Information provided:
* * *

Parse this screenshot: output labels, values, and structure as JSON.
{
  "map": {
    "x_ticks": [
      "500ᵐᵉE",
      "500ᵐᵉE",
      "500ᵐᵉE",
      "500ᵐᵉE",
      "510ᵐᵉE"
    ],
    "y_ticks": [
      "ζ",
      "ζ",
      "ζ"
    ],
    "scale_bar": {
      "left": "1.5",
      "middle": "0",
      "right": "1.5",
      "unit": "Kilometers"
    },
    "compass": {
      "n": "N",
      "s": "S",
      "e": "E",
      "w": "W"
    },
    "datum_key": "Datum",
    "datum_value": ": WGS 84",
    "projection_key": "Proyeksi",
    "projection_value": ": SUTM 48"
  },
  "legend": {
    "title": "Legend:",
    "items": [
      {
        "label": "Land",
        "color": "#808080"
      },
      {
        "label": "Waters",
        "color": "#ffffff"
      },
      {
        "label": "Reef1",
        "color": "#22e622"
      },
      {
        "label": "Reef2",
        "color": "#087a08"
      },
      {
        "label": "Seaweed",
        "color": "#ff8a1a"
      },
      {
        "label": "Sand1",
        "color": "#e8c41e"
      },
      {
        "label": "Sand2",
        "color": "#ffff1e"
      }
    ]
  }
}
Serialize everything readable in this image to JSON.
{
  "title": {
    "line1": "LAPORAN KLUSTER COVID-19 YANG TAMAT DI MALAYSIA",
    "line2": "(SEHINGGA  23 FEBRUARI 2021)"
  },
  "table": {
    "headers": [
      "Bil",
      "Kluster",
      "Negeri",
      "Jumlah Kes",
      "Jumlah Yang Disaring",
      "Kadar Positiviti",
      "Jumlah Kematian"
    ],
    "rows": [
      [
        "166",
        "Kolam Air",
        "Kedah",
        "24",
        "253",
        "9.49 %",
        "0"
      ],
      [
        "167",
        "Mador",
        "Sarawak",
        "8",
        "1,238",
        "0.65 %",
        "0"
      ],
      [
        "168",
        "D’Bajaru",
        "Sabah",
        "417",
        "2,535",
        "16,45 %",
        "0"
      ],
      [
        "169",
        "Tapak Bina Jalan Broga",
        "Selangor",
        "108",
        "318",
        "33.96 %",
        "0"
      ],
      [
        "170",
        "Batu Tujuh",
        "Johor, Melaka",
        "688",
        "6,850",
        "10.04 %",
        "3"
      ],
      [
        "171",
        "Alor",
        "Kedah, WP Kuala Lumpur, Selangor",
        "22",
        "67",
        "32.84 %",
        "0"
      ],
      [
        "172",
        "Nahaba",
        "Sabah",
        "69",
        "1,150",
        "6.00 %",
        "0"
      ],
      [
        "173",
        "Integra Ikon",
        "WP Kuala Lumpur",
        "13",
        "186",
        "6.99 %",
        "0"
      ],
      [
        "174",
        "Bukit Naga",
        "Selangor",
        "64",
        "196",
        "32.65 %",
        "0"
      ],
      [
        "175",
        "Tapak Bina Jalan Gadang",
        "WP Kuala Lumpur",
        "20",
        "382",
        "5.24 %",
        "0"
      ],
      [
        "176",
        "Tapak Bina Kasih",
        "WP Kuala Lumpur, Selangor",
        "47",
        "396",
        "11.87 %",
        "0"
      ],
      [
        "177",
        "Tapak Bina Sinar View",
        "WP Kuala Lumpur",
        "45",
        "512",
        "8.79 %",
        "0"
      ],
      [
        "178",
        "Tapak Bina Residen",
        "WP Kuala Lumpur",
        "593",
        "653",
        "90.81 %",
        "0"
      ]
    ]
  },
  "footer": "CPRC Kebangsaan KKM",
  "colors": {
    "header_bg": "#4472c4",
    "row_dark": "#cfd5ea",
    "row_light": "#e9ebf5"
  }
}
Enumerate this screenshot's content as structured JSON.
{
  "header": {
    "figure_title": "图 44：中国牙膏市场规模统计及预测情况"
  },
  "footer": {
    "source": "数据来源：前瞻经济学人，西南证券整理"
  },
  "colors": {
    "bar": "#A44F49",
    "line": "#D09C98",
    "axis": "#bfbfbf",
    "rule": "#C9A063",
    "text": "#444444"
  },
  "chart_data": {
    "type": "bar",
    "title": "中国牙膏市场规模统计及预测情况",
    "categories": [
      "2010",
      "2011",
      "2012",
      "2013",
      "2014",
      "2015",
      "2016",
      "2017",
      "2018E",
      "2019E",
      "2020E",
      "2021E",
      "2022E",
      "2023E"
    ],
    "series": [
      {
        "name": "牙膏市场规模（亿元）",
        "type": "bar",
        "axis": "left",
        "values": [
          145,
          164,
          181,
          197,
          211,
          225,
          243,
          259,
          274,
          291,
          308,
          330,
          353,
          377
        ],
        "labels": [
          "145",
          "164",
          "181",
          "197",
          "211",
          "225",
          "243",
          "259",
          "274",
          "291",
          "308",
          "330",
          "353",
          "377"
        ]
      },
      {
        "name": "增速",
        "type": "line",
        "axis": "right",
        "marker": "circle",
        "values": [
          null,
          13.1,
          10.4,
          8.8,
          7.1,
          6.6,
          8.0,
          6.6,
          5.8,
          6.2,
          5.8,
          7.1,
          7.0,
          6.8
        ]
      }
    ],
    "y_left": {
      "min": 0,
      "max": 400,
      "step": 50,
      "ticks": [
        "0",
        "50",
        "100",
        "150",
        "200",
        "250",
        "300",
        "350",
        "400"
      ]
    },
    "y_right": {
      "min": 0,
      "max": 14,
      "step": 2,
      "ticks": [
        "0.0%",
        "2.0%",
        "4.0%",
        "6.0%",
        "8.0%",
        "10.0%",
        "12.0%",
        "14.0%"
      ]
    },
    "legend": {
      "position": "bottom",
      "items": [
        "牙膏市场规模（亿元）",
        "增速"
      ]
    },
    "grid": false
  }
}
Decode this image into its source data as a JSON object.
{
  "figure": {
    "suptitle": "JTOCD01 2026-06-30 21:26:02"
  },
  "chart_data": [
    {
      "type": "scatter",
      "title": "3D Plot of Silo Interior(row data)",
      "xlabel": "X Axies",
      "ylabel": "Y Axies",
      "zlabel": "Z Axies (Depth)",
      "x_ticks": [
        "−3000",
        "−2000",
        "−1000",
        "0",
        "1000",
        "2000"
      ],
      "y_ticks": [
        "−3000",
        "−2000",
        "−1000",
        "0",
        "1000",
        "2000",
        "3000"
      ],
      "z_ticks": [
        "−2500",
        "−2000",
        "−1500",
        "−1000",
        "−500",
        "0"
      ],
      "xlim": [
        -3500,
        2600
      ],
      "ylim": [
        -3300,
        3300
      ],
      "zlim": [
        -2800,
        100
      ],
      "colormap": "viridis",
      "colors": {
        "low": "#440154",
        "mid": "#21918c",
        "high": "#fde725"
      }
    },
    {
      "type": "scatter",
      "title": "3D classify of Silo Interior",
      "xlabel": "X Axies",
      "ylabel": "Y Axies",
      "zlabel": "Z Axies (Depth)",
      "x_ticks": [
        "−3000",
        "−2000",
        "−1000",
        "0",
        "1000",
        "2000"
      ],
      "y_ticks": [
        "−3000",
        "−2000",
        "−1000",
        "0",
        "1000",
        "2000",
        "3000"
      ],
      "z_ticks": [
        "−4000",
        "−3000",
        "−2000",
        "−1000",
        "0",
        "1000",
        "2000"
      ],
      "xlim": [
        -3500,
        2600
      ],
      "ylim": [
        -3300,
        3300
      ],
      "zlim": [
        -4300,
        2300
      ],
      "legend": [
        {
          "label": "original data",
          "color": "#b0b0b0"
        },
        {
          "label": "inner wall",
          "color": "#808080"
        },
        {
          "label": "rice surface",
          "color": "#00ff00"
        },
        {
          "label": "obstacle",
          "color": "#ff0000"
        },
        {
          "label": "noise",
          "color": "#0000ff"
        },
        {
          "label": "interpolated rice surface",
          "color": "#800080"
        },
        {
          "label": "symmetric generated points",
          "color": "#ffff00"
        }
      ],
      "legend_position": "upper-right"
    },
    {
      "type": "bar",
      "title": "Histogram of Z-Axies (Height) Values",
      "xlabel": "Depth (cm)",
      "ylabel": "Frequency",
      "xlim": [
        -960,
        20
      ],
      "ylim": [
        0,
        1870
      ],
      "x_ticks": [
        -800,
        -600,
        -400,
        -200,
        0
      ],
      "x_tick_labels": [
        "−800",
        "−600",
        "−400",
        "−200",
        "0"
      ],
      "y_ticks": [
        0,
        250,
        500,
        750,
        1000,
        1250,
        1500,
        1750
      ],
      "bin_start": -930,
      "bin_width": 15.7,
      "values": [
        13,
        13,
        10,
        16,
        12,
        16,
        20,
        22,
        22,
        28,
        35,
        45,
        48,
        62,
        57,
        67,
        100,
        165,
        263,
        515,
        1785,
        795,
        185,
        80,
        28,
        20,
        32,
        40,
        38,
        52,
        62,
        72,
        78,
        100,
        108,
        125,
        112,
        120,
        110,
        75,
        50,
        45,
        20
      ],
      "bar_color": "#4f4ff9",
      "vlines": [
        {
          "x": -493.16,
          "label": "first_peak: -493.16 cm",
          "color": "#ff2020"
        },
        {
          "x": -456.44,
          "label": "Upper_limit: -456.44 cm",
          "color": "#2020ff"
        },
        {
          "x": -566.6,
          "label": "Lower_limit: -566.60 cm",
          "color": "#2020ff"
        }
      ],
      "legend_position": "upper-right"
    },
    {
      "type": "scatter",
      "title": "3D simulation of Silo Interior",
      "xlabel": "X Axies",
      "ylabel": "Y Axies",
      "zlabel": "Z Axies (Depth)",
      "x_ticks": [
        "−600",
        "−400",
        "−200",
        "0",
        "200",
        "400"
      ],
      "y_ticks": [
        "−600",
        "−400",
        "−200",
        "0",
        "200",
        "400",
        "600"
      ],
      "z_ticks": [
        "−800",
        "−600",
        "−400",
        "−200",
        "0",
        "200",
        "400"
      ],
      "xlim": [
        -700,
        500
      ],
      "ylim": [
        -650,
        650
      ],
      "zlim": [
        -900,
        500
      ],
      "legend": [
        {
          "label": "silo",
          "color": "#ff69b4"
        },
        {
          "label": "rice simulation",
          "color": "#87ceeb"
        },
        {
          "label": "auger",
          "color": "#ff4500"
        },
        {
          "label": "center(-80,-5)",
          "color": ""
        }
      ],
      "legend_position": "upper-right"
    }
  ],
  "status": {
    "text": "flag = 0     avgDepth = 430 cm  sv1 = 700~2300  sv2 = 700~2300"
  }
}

* * *

Exercise details: Which lines contain the word "source"? Copy each one.

Exercise solution:
    "source": "数据来源：前瞻经济学人，西南证券整理"
Decode this image into its source data as a JSON object.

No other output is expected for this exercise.